[Data records]
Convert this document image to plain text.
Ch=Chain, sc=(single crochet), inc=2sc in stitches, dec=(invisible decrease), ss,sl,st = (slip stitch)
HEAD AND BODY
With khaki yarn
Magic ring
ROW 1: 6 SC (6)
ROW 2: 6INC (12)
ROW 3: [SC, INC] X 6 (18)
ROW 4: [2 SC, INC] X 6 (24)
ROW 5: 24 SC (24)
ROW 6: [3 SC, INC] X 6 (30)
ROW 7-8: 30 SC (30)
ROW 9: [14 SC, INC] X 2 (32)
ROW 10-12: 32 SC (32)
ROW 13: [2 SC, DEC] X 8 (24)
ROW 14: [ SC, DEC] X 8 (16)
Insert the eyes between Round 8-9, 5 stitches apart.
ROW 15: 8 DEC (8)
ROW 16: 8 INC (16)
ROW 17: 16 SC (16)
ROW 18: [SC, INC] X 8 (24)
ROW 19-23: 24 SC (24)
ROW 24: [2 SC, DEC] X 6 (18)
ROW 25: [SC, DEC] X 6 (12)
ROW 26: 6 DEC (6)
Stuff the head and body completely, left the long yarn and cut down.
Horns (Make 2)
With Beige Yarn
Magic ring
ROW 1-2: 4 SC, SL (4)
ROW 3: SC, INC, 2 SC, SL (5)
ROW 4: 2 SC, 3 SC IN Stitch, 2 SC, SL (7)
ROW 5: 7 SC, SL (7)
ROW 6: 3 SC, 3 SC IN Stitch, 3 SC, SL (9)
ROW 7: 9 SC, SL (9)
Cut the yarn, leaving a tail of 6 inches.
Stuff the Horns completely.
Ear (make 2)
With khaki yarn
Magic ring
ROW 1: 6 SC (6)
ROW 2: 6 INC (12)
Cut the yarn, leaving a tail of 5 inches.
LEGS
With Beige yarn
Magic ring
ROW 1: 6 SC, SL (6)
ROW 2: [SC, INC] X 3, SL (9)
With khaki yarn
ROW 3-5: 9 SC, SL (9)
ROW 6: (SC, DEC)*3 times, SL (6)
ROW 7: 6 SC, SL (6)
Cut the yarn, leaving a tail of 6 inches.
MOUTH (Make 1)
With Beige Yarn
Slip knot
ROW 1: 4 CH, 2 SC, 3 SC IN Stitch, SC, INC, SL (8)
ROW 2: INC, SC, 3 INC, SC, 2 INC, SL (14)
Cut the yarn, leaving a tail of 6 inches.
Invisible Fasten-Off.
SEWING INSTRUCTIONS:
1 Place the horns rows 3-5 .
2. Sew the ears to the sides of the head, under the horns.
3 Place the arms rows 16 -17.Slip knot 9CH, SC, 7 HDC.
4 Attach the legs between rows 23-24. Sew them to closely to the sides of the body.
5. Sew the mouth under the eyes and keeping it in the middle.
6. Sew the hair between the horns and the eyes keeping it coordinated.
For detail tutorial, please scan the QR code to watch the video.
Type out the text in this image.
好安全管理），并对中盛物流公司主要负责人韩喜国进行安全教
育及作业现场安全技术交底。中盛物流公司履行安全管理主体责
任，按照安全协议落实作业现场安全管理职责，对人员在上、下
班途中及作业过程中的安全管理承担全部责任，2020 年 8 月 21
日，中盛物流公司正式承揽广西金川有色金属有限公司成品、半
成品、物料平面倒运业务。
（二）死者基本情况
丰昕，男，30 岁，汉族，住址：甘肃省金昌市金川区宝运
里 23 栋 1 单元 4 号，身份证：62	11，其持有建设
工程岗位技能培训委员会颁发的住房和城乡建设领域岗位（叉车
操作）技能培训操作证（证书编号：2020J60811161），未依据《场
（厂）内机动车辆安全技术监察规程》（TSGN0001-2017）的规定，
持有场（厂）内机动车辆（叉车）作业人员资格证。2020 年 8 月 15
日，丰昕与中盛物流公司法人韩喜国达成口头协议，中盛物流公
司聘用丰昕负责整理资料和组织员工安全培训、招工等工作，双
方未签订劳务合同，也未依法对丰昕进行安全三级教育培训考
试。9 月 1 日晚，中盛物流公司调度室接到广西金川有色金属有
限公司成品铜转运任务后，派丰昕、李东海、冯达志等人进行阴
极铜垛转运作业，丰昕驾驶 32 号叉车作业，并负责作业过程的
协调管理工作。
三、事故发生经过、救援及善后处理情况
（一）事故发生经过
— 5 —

- Your objective -
Keep only the lines that hold the string "sides", and copy them out.

- Exercise result -
2. Sew the ears to the sides of the head, under the horns.
4 Attach the legs between rows 23-24. Sew them to closely to the sides of the body.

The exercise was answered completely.